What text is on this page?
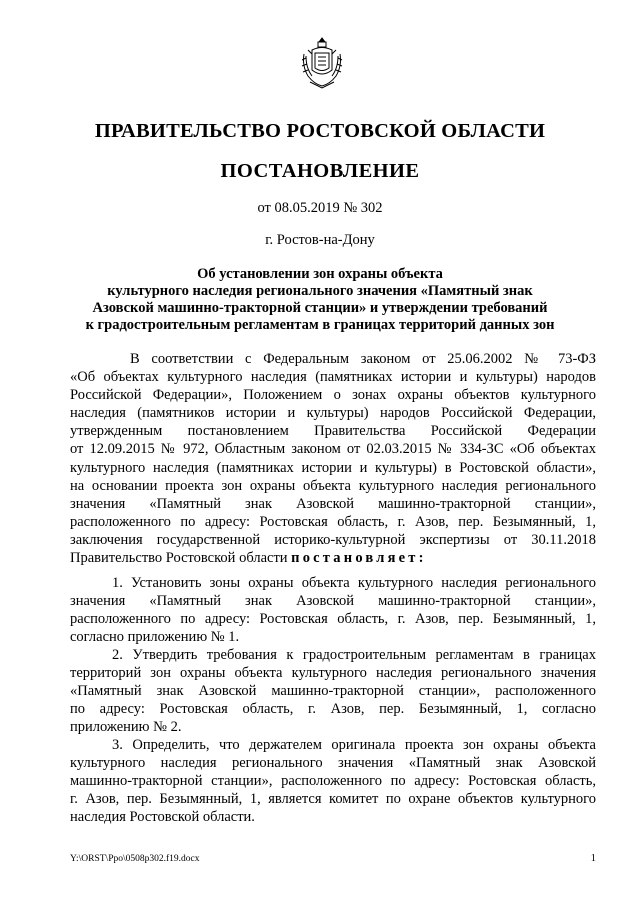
ПРАВИТЕЛЬСТВО РОСТОВСКОЙ ОБЛАСТИ
ПОСТАНОВЛЕНИЕ
от 08.05.2019 № 302
г. Ростов-на-Дону
Об установлении зон охраны объекта
культурного наследия регионального значения «Памятный знак
Азовской машинно-тракторной станции» и утверждении требований
к градостроительным регламентам в границах территорий данных зон
В соответствии с Федеральным законом от 25.06.2002 № 73-ФЗ
«Об объектах культурного наследия (памятниках истории и культуры) народов
Российской Федерации», Положением о зонах охраны объектов культурного
наследия (памятников истории и культуры) народов Российской Федерации,
утвержденным постановлением Правительства Российской Федерации
от 12.09.2015 № 972, Областным законом от 02.03.2015 № 334-ЗС «Об объектах
культурного наследия (памятниках истории и культуры) в Ростовской области»,
на основании проекта зон охраны объекта культурного наследия регионального
значения «Памятный знак Азовской машинно-тракторной станции»,
расположенного по адресу: Ростовская область, г. Азов, пер. Безымянный, 1,
заключения государственной историко-культурной экспертизы от 30.11.2018
Правительство Ростовской области постановляет:
1. Установить зоны охраны объекта культурного наследия регионального
значения «Памятный знак Азовской машинно-тракторной станции»,
расположенного по адресу: Ростовская область, г. Азов, пер. Безымянный, 1,
согласно приложению № 1.
2. Утвердить требования к градостроительным регламентам в границах
территорий зон охраны объекта культурного наследия регионального значения
«Памятный знак Азовской машинно-тракторной станции», расположенного
по адресу: Ростовская область, г. Азов, пер. Безымянный, 1, согласно
приложению № 2.
3. Определить, что держателем оригинала проекта зон охраны объекта
культурного наследия регионального значения «Памятный знак Азовской
машинно-тракторной станции», расположенного по адресу: Ростовская область,
г. Азов, пер. Безымянный, 1, является комитет по охране объектов культурного
наследия Ростовской области.
Y:\ORST\Ppo\0508p302.f19.docx	1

########################################

(Given instruction):
Without including any pictures, reproduce the listing exactly.

(Solution):
What text is on this page?
ПРАВИТЕЛЬСТВО РОСТОВСКОЙ ОБЛАСТИ
ПОСТАНОВЛЕНИЕ
от 08.05.2019 № 302
г. Ростов-на-Дону
Об установлении зон охраны объекта
культурного наследия регионального значения «Памятный знак
Азовской машинно-тракторной станции» и утверждении требований
к градостроительным регламентам в границах территорий данных зон
В соответствии с Федеральным законом от 25.06.2002 № 73-ФЗ
«Об объектах культурного наследия (памятниках истории и культуры) народов
Российской Федерации», Положением о зонах охраны объектов культурного
наследия (памятников истории и культуры) народов Российской Федерации,
утвержденным постановлением Правительства Российской Федерации
от 12.09.2015 № 972, Областным законом от 02.03.2015 № 334-ЗС «Об объектах
культурного наследия (памятниках истории и культуры) в Ростовской области»,
на основании проекта зон охраны объекта культурного наследия регионального
значения «Памятный знак Азовской машинно-тракторной станции»,
расположенного по адресу: Ростовская область, г. Азов, пер. Безымянный, 1,
заключения государственной историко-культурной экспертизы от 30.11.2018
Правительство Ростовской области постановляет:
1. Установить зоны охраны объекта культурного наследия регионального
значения «Памятный знак Азовской машинно-тракторной станции»,
расположенного по адресу: Ростовская область, г. Азов, пер. Безымянный, 1,
согласно приложению № 1.
2. Утвердить требования к градостроительным регламентам в границах
территорий зон охраны объекта культурного наследия регионального значения
«Памятный знак Азовской машинно-тракторной станции», расположенного
по адресу: Ростовская область, г. Азов, пер. Безымянный, 1, согласно
приложению № 2.
3. Определить, что держателем оригинала проекта зон охраны объекта
культурного наследия регионального значения «Памятный знак Азовской
машинно-тракторной станции», расположенного по адресу: Ростовская область,
г. Азов, пер. Безымянный, 1, является комитет по охране объектов культурного
наследия Ростовской области.
Y:\ORST\Ppo\0508p302.f19.docx	1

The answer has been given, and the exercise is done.